-- Start --
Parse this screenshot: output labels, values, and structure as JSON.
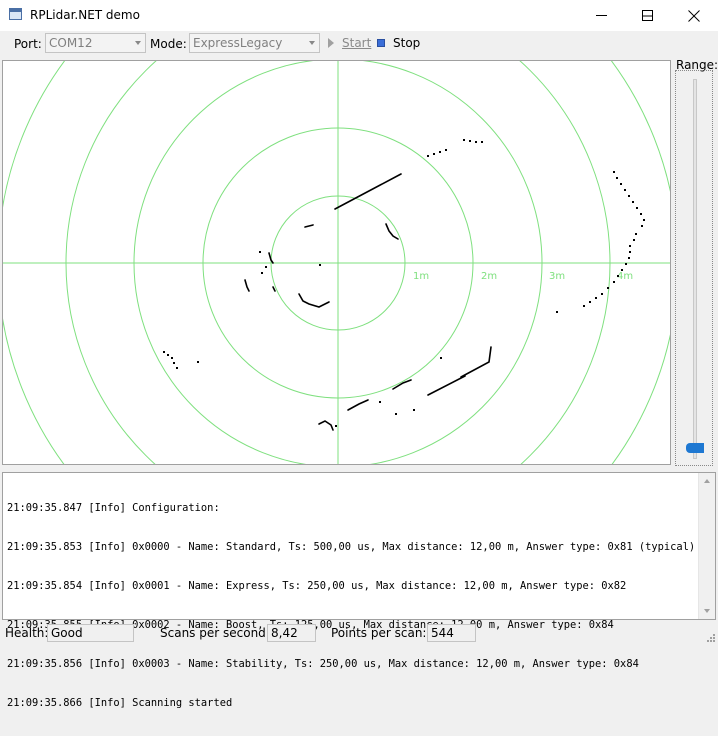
{
  "window": {
    "title": "RPLidar.NET demo",
    "icon": "app-window-icon"
  },
  "toolbar": {
    "port_label": "Port:",
    "port_value": "COM12",
    "mode_label": "Mode:",
    "mode_value": "ExpressLegacy",
    "start_label": "Start",
    "stop_label": "Stop"
  },
  "plot": {
    "ring_labels": [
      "1m",
      "2m",
      "3m",
      "4m"
    ],
    "grid_color": "#7fe07f"
  },
  "range": {
    "label": "Range:",
    "thumb_color": "#1e78d2"
  },
  "log": {
    "lines": [
      "21:09:35.847 [Info] Configuration:",
      "21:09:35.853 [Info] 0x0000 - Name: Standard, Ts: 500,00 us, Max distance: 12,00 m, Answer type: 0x81 (typical)",
      "21:09:35.854 [Info] 0x0001 - Name: Express, Ts: 250,00 us, Max distance: 12,00 m, Answer type: 0x82",
      "21:09:35.855 [Info] 0x0002 - Name: Boost, Ts: 125,00 us, Max distance: 12,00 m, Answer type: 0x84",
      "21:09:35.856 [Info] 0x0003 - Name: Stability, Ts: 250,00 us, Max distance: 12,00 m, Answer type: 0x84",
      "21:09:35.866 [Info] Scanning started"
    ]
  },
  "status": {
    "health_label": "Health:",
    "health_value": "Good",
    "sps_label": "Scans per second:",
    "sps_value": "8,42",
    "pps_label": "Points per scan:",
    "pps_value": "544"
  }
}
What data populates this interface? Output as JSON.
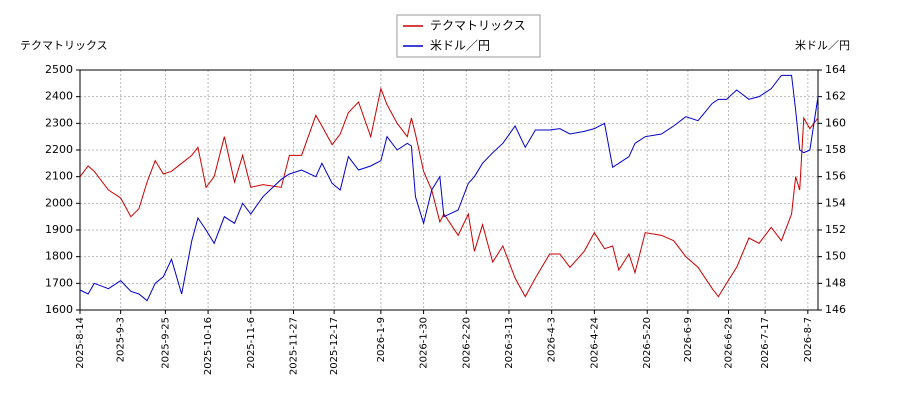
{
  "chart_data": {
    "type": "line",
    "y_label": "テクマトリックス",
    "y2_label": "米ドル／円",
    "grid": true,
    "legend": "top",
    "xlim": [
      "2025-8-14",
      "2026-8-12"
    ],
    "xticks": [
      "2025-8-14",
      "2025-9-3",
      "2025-9-25",
      "2025-10-16",
      "2025-11-6",
      "2025-11-27",
      "2025-12-17",
      "2026-1-9",
      "2026-1-30",
      "2026-2-20",
      "2026-3-13",
      "2026-4-3",
      "2026-4-24",
      "2026-5-20",
      "2026-6-9",
      "2026-6-29",
      "2026-7-17",
      "2026-8-7"
    ],
    "ylim": [
      1600,
      2500
    ],
    "yticks": [
      1600,
      1700,
      1800,
      1900,
      2000,
      2100,
      2200,
      2300,
      2400,
      2500
    ],
    "y2lim": [
      146,
      164
    ],
    "y2ticks": [
      146,
      148,
      150,
      152,
      154,
      156,
      158,
      160,
      162,
      164
    ],
    "x": [
      "2025-8-14",
      "2025-8-18",
      "2025-8-21",
      "2025-8-28",
      "2025-9-3",
      "2025-9-8",
      "2025-9-12",
      "2025-9-16",
      "2025-9-20",
      "2025-9-24",
      "2025-9-28",
      "2025-10-3",
      "2025-10-8",
      "2025-10-11",
      "2025-10-15",
      "2025-10-19",
      "2025-10-24",
      "2025-10-29",
      "2025-11-2",
      "2025-11-6",
      "2025-11-12",
      "2025-11-21",
      "2025-11-25",
      "2025-12-1",
      "2025-12-8",
      "2025-12-11",
      "2025-12-16",
      "2025-12-20",
      "2025-12-24",
      "2025-12-29",
      "2026-1-4",
      "2026-1-9",
      "2026-1-12",
      "2026-1-17",
      "2026-1-22",
      "2026-1-24",
      "2026-1-26",
      "2026-1-30",
      "2026-2-3",
      "2026-2-7",
      "2026-2-9",
      "2026-2-16",
      "2026-2-21",
      "2026-2-24",
      "2026-2-28",
      "2026-3-5",
      "2026-3-10",
      "2026-3-16",
      "2026-3-21",
      "2026-3-26",
      "2026-4-2",
      "2026-4-7",
      "2026-4-12",
      "2026-4-19",
      "2026-4-24",
      "2026-4-29",
      "2026-5-3",
      "2026-5-6",
      "2026-5-11",
      "2026-5-14",
      "2026-5-19",
      "2026-5-27",
      "2026-6-2",
      "2026-6-8",
      "2026-6-14",
      "2026-6-21",
      "2026-6-24",
      "2026-6-28",
      "2026-7-3",
      "2026-7-9",
      "2026-7-14",
      "2026-7-20",
      "2026-7-25",
      "2026-7-30",
      "2026-8-1",
      "2026-8-3",
      "2026-8-5",
      "2026-8-8",
      "2026-8-12"
    ],
    "series": [
      {
        "name": "テクマトリックス",
        "color": "#cc0000",
        "values": [
          2100,
          2140,
          2120,
          2050,
          2020,
          1950,
          1980,
          2080,
          2160,
          2110,
          2120,
          2150,
          2180,
          2210,
          2060,
          2100,
          2250,
          2080,
          2180,
          2060,
          2070,
          2060,
          2180,
          2180,
          2330,
          2290,
          2220,
          2260,
          2340,
          2380,
          2250,
          2430,
          2370,
          2300,
          2250,
          2320,
          2260,
          2120,
          2050,
          1930,
          1960,
          1880,
          1960,
          1820,
          1920,
          1780,
          1840,
          1720,
          1650,
          1720,
          1810,
          1810,
          1760,
          1820,
          1890,
          1830,
          1840,
          1750,
          1810,
          1740,
          1890,
          1880,
          1860,
          1800,
          1760,
          1680,
          1650,
          1700,
          1760,
          1870,
          1850,
          1910,
          1860,
          1960,
          2100,
          2050,
          2320,
          2280,
          2320
        ]
      },
      {
        "name": "米ドル／円",
        "color": "#0000cc",
        "axis": "y2",
        "values": [
          147.5,
          147.2,
          148.0,
          147.6,
          148.2,
          147.4,
          147.2,
          146.7,
          148.0,
          148.5,
          149.8,
          147.2,
          151.2,
          152.9,
          152.0,
          151.0,
          153.0,
          152.5,
          154.0,
          153.2,
          154.5,
          155.8,
          156.2,
          156.5,
          156.0,
          157.0,
          155.5,
          155.0,
          157.5,
          156.5,
          156.8,
          157.2,
          159.0,
          158.0,
          158.5,
          158.3,
          154.5,
          152.5,
          155.0,
          156.0,
          153.0,
          153.5,
          155.5,
          156.0,
          157.0,
          157.8,
          158.5,
          159.8,
          158.2,
          159.5,
          159.5,
          159.6,
          159.2,
          159.4,
          159.6,
          160.0,
          156.7,
          157.0,
          157.5,
          158.5,
          159.0,
          159.2,
          159.8,
          160.5,
          160.2,
          161.5,
          161.8,
          161.8,
          162.5,
          161.8,
          162.0,
          162.6,
          163.6,
          163.6,
          161.0,
          158.0,
          157.8,
          158.0,
          162.0
        ]
      }
    ]
  }
}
-- End --
● **Exercise task**:
Collect the complete line wherever the string "type" appears in the records.

● **Final result**:
      "21:09:35.853 [Info] 0x0000 - Name: Standard, Ts: 500,00 us, Max distance: 12,00 m, Answer type: 0x81 (typical)",
      "21:09:35.854 [Info] 0x0001 - Name: Express, Ts: 250,00 us, Max distance: 12,00 m, Answer type: 0x82",
      "21:09:35.855 [Info] 0x0002 - Name: Boost, Ts: 125,00 us, Max distance: 12,00 m, Answer type: 0x84",
      "21:09:35.856 [Info] 0x0003 - Name: Stability, Ts: 250,00 us, Max distance: 12,00 m, Answer type: 0x84",
    "type": "line",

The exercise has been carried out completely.